=== Instructions to follow ===
In your copy, leave out the pictures; write out all the data exactly.

A block of data:
═══

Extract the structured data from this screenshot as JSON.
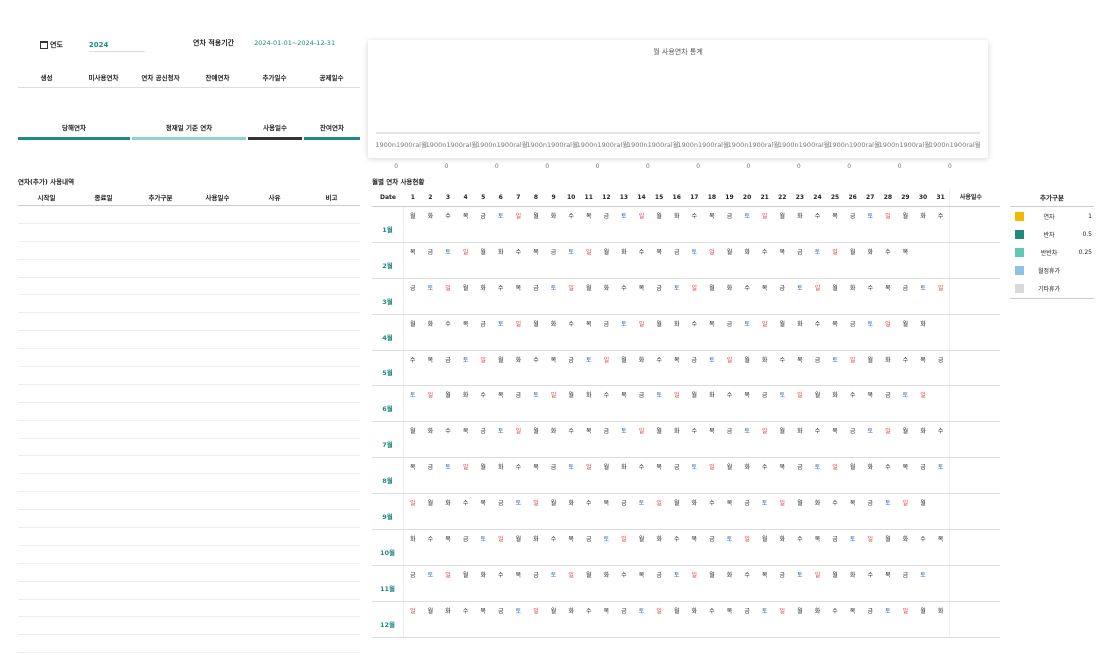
{
  "filters": {
    "year_label": "연도",
    "year_value": "2024",
    "period_label": "연차 적용기간",
    "period_value": "2024-01-01~2024-12-31"
  },
  "summary_headers": [
    "생성",
    "미사용연차",
    "연차 공신청자",
    "잔예연차",
    "추가일수",
    "공제일수"
  ],
  "tabs": [
    "당해연차",
    "정재일 기준 연차",
    "사용일수",
    "잔여연차"
  ],
  "history": {
    "title": "연차(추가) 사용내역",
    "headers": [
      "시작일",
      "종료일",
      "추가구분",
      "사용일수",
      "사유",
      "비고"
    ],
    "row_count": 25
  },
  "chart": {
    "title": "월 사용연차 통계",
    "category_label": "1900n1900ral월",
    "categories": [
      "1900n1900ral월",
      "1900n1900ral월",
      "1900n1900ral월",
      "1900n1900ral월",
      "1900n1900ral월",
      "1900n1900ral월",
      "1900n1900ral월",
      "1900n1900ral월",
      "1900n1900ral월",
      "1900n1900ral월",
      "1900n1900ral월",
      "1900n1900ral월"
    ],
    "values": [
      0,
      0,
      0,
      0,
      0,
      0,
      0,
      0,
      0,
      0,
      0,
      0
    ],
    "value_labels": [
      "0",
      "0",
      "0",
      "0",
      "0",
      "0",
      "0",
      "0",
      "0",
      "0",
      "0",
      "0"
    ]
  },
  "chart_data": {
    "type": "bar",
    "title": "월 사용연차 통계",
    "categories": [
      "1900n1900ral월",
      "1900n1900ral월",
      "1900n1900ral월",
      "1900n1900ral월",
      "1900n1900ral월",
      "1900n1900ral월",
      "1900n1900ral월",
      "1900n1900ral월",
      "1900n1900ral월",
      "1900n1900ral월",
      "1900n1900ral월",
      "1900n1900ral월"
    ],
    "values": [
      0,
      0,
      0,
      0,
      0,
      0,
      0,
      0,
      0,
      0,
      0,
      0
    ],
    "xlabel": "",
    "ylabel": "",
    "grid": false
  },
  "calendar": {
    "title": "월별 연차 사용현황",
    "date_header": "Date",
    "use_header": "사용일수",
    "days": [
      "1",
      "2",
      "3",
      "4",
      "5",
      "6",
      "7",
      "8",
      "9",
      "10",
      "11",
      "12",
      "13",
      "14",
      "15",
      "16",
      "17",
      "18",
      "19",
      "20",
      "21",
      "22",
      "23",
      "24",
      "25",
      "26",
      "27",
      "28",
      "29",
      "30",
      "31"
    ],
    "weekdays": [
      "월",
      "화",
      "수",
      "목",
      "금",
      "토",
      "일"
    ],
    "months": [
      {
        "label": "1월",
        "start": 0,
        "length": 31
      },
      {
        "label": "2월",
        "start": 3,
        "length": 29
      },
      {
        "label": "3월",
        "start": 4,
        "length": 31
      },
      {
        "label": "4월",
        "start": 0,
        "length": 30
      },
      {
        "label": "5월",
        "start": 2,
        "length": 31
      },
      {
        "label": "6월",
        "start": 5,
        "length": 30
      },
      {
        "label": "7월",
        "start": 0,
        "length": 31
      },
      {
        "label": "8월",
        "start": 3,
        "length": 31
      },
      {
        "label": "9월",
        "start": 6,
        "length": 30
      },
      {
        "label": "10월",
        "start": 1,
        "length": 31
      },
      {
        "label": "11월",
        "start": 4,
        "length": 30
      },
      {
        "label": "12월",
        "start": 6,
        "length": 31
      }
    ],
    "colors": {
      "saturday": "#2457c5",
      "sunday": "#e03030",
      "month_label": "#1f8a7f"
    }
  },
  "legend": {
    "title": "추가구분",
    "items": [
      {
        "label": "연차",
        "value": "1",
        "color": "#f5b800"
      },
      {
        "label": "반차",
        "value": "0.5",
        "color": "#1f8a7f"
      },
      {
        "label": "반반차",
        "value": "0.25",
        "color": "#5fc9b8"
      },
      {
        "label": "월정휴가",
        "value": "",
        "color": "#8ec3e6"
      },
      {
        "label": "기타휴가",
        "value": "",
        "color": "#d9d9d9"
      }
    ]
  }
}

═══

=== The solution ===
Extract the structured data from this screenshot as JSON.
{
  "filters": {
    "year_label": "연도",
    "year_value": "2024",
    "period_label": "연차 적용기간",
    "period_value": "2024-01-01~2024-12-31"
  },
  "summary_headers": [
    "생성",
    "미사용연차",
    "연차 공신청자",
    "잔예연차",
    "추가일수",
    "공제일수"
  ],
  "tabs": [
    "당해연차",
    "정재일 기준 연차",
    "사용일수",
    "잔여연차"
  ],
  "history": {
    "title": "연차(추가) 사용내역",
    "headers": [
      "시작일",
      "종료일",
      "추가구분",
      "사용일수",
      "사유",
      "비고"
    ],
    "row_count": 25
  },
  "chart": {
    "title": "월 사용연차 통계",
    "category_label": "1900n1900ral월",
    "categories": [
      "1900n1900ral월",
      "1900n1900ral월",
      "1900n1900ral월",
      "1900n1900ral월",
      "1900n1900ral월",
      "1900n1900ral월",
      "1900n1900ral월",
      "1900n1900ral월",
      "1900n1900ral월",
      "1900n1900ral월",
      "1900n1900ral월",
      "1900n1900ral월"
    ],
    "values": [
      0,
      0,
      0,
      0,
      0,
      0,
      0,
      0,
      0,
      0,
      0,
      0
    ],
    "value_labels": [
      "0",
      "0",
      "0",
      "0",
      "0",
      "0",
      "0",
      "0",
      "0",
      "0",
      "0",
      "0"
    ]
  },
  "chart_data": {
    "type": "bar",
    "title": "월 사용연차 통계",
    "categories": [
      "1900n1900ral월",
      "1900n1900ral월",
      "1900n1900ral월",
      "1900n1900ral월",
      "1900n1900ral월",
      "1900n1900ral월",
      "1900n1900ral월",
      "1900n1900ral월",
      "1900n1900ral월",
      "1900n1900ral월",
      "1900n1900ral월",
      "1900n1900ral월"
    ],
    "values": [
      0,
      0,
      0,
      0,
      0,
      0,
      0,
      0,
      0,
      0,
      0,
      0
    ],
    "xlabel": "",
    "ylabel": "",
    "grid": false
  },
  "calendar": {
    "title": "월별 연차 사용현황",
    "date_header": "Date",
    "use_header": "사용일수",
    "days": [
      "1",
      "2",
      "3",
      "4",
      "5",
      "6",
      "7",
      "8",
      "9",
      "10",
      "11",
      "12",
      "13",
      "14",
      "15",
      "16",
      "17",
      "18",
      "19",
      "20",
      "21",
      "22",
      "23",
      "24",
      "25",
      "26",
      "27",
      "28",
      "29",
      "30",
      "31"
    ],
    "weekdays": [
      "월",
      "화",
      "수",
      "목",
      "금",
      "토",
      "일"
    ],
    "months": [
      {
        "label": "1월",
        "start": 0,
        "length": 31
      },
      {
        "label": "2월",
        "start": 3,
        "length": 29
      },
      {
        "label": "3월",
        "start": 4,
        "length": 31
      },
      {
        "label": "4월",
        "start": 0,
        "length": 30
      },
      {
        "label": "5월",
        "start": 2,
        "length": 31
      },
      {
        "label": "6월",
        "start": 5,
        "length": 30
      },
      {
        "label": "7월",
        "start": 0,
        "length": 31
      },
      {
        "label": "8월",
        "start": 3,
        "length": 31
      },
      {
        "label": "9월",
        "start": 6,
        "length": 30
      },
      {
        "label": "10월",
        "start": 1,
        "length": 31
      },
      {
        "label": "11월",
        "start": 4,
        "length": 30
      },
      {
        "label": "12월",
        "start": 6,
        "length": 31
      }
    ],
    "colors": {
      "saturday": "#2457c5",
      "sunday": "#e03030",
      "month_label": "#1f8a7f"
    }
  },
  "legend": {
    "title": "추가구분",
    "items": [
      {
        "label": "연차",
        "value": "1",
        "color": "#f5b800"
      },
      {
        "label": "반차",
        "value": "0.5",
        "color": "#1f8a7f"
      },
      {
        "label": "반반차",
        "value": "0.25",
        "color": "#5fc9b8"
      },
      {
        "label": "월정휴가",
        "value": "",
        "color": "#8ec3e6"
      },
      {
        "label": "기타휴가",
        "value": "",
        "color": "#d9d9d9"
      }
    ]
  }
}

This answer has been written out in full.